##### Records for the task #####

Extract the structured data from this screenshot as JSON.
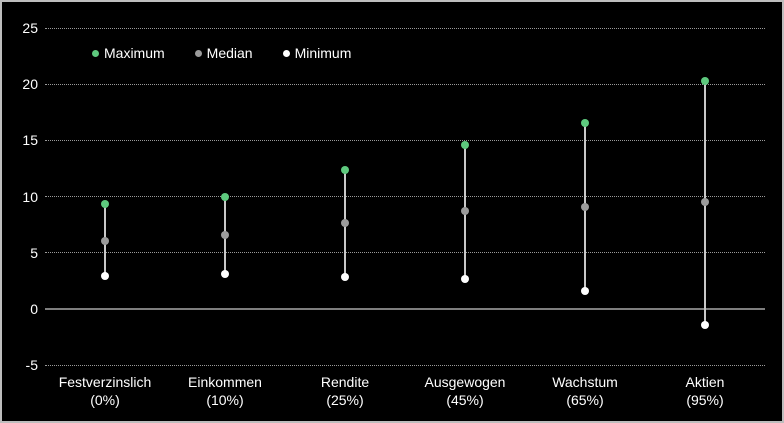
{
  "chart_data": {
    "type": "scatter",
    "subtype": "range-lollipop",
    "title": "",
    "categories": [
      "Festverzinslich",
      "Einkommen",
      "Rendite",
      "Ausgewogen",
      "Wachstum",
      "Aktien"
    ],
    "category_sublabels": [
      "(0%)",
      "(10%)",
      "(25%)",
      "(45%)",
      "(65%)",
      "(95%)"
    ],
    "series": [
      {
        "name": "Maximum",
        "color": "#5ec97e",
        "values": [
          9.3,
          10.0,
          12.4,
          14.6,
          16.5,
          20.3
        ]
      },
      {
        "name": "Median",
        "color": "#9b9b9b",
        "values": [
          6.0,
          6.6,
          7.6,
          8.7,
          9.1,
          9.5
        ]
      },
      {
        "name": "Minimum",
        "color": "#ffffff",
        "values": [
          2.9,
          3.1,
          2.8,
          2.7,
          1.6,
          -1.4
        ]
      }
    ],
    "yticks": [
      -5,
      0,
      5,
      10,
      15,
      20,
      25
    ],
    "ylim": [
      -5,
      25
    ],
    "xlabel": "",
    "ylabel": "",
    "grid": "horizontal-dotted",
    "zero_line": true,
    "legend_position": "top-left",
    "colors": {
      "background": "#000000",
      "frame_border": "#bdbdbd",
      "gridline": "#9a9a9a",
      "zero_line": "#7e7e7e",
      "connector": "#c9c9c9",
      "text": "#ffffff"
    }
  }
}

#####

Transcribe the records above verbatim. Do not carry over any picture.

Extract the structured data from this screenshot as JSON.
{
  "chart_data": {
    "type": "scatter",
    "subtype": "range-lollipop",
    "title": "",
    "categories": [
      "Festverzinslich",
      "Einkommen",
      "Rendite",
      "Ausgewogen",
      "Wachstum",
      "Aktien"
    ],
    "category_sublabels": [
      "(0%)",
      "(10%)",
      "(25%)",
      "(45%)",
      "(65%)",
      "(95%)"
    ],
    "series": [
      {
        "name": "Maximum",
        "color": "#5ec97e",
        "values": [
          9.3,
          10.0,
          12.4,
          14.6,
          16.5,
          20.3
        ]
      },
      {
        "name": "Median",
        "color": "#9b9b9b",
        "values": [
          6.0,
          6.6,
          7.6,
          8.7,
          9.1,
          9.5
        ]
      },
      {
        "name": "Minimum",
        "color": "#ffffff",
        "values": [
          2.9,
          3.1,
          2.8,
          2.7,
          1.6,
          -1.4
        ]
      }
    ],
    "yticks": [
      -5,
      0,
      5,
      10,
      15,
      20,
      25
    ],
    "ylim": [
      -5,
      25
    ],
    "xlabel": "",
    "ylabel": "",
    "grid": "horizontal-dotted",
    "zero_line": true,
    "legend_position": "top-left",
    "colors": {
      "background": "#000000",
      "frame_border": "#bdbdbd",
      "gridline": "#9a9a9a",
      "zero_line": "#7e7e7e",
      "connector": "#c9c9c9",
      "text": "#ffffff"
    }
  }
}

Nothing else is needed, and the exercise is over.